## Data lines
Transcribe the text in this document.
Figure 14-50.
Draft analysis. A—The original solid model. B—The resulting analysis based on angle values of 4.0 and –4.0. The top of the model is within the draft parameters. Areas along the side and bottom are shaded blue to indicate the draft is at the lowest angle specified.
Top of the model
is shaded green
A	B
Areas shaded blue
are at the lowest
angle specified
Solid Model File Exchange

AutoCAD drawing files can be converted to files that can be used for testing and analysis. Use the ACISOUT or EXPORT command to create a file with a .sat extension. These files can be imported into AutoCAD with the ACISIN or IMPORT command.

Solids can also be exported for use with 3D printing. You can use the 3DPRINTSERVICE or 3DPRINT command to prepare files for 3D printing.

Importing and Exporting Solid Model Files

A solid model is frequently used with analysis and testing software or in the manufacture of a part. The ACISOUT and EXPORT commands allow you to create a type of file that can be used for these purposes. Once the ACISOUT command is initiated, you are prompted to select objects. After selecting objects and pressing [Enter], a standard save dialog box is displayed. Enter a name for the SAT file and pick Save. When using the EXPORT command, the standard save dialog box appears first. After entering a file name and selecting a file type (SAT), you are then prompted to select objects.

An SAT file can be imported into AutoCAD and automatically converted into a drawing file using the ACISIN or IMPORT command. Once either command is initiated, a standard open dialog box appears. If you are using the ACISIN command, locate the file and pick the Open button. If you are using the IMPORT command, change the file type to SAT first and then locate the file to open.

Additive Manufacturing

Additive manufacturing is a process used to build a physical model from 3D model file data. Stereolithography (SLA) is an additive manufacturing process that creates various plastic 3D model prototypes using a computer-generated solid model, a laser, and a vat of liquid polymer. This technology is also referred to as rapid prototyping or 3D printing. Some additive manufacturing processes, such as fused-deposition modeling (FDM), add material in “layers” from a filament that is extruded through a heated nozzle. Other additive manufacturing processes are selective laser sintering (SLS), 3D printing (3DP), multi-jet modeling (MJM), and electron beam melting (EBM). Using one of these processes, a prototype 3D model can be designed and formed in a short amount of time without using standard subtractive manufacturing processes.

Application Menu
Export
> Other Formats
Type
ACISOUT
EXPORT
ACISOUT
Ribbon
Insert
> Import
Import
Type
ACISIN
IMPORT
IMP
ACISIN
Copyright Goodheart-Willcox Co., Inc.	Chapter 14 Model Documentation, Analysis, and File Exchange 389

## What is expected
All of the entries above should be written out again exactly.

## Task solution
Transcribe the text in this document.
Figure 14-50.
Draft analysis. A—The original solid model. B—The resulting analysis based on angle values of 4.0 and –4.0. The top of the model is within the draft parameters. Areas along the side and bottom are shaded blue to indicate the draft is at the lowest angle specified.
Top of the model
is shaded green
A	B
Areas shaded blue
are at the lowest
angle specified
Solid Model File Exchange

AutoCAD drawing files can be converted to files that can be used for testing and analysis. Use the ACISOUT or EXPORT command to create a file with a .sat extension. These files can be imported into AutoCAD with the ACISIN or IMPORT command.

Solids can also be exported for use with 3D printing. You can use the 3DPRINTSERVICE or 3DPRINT command to prepare files for 3D printing.

Importing and Exporting Solid Model Files

A solid model is frequently used with analysis and testing software or in the manufacture of a part. The ACISOUT and EXPORT commands allow you to create a type of file that can be used for these purposes. Once the ACISOUT command is initiated, you are prompted to select objects. After selecting objects and pressing [Enter], a standard save dialog box is displayed. Enter a name for the SAT file and pick Save. When using the EXPORT command, the standard save dialog box appears first. After entering a file name and selecting a file type (SAT), you are then prompted to select objects.

An SAT file can be imported into AutoCAD and automatically converted into a drawing file using the ACISIN or IMPORT command. Once either command is initiated, a standard open dialog box appears. If you are using the ACISIN command, locate the file and pick the Open button. If you are using the IMPORT command, change the file type to SAT first and then locate the file to open.

Additive Manufacturing

Additive manufacturing is a process used to build a physical model from 3D model file data. Stereolithography (SLA) is an additive manufacturing process that creates various plastic 3D model prototypes using a computer-generated solid model, a laser, and a vat of liquid polymer. This technology is also referred to as rapid prototyping or 3D printing. Some additive manufacturing processes, such as fused-deposition modeling (FDM), add material in “layers” from a filament that is extruded through a heated nozzle. Other additive manufacturing processes are selective laser sintering (SLS), 3D printing (3DP), multi-jet modeling (MJM), and electron beam melting (EBM). Using one of these processes, a prototype 3D model can be designed and formed in a short amount of time without using standard subtractive manufacturing processes.

Application Menu
Export
> Other Formats
Type
ACISOUT
EXPORT
ACISOUT
Ribbon
Insert
> Import
Import
Type
ACISIN
IMPORT
IMP
ACISIN
Copyright Goodheart-Willcox Co., Inc.	Chapter 14 Model Documentation, Analysis, and File Exchange 389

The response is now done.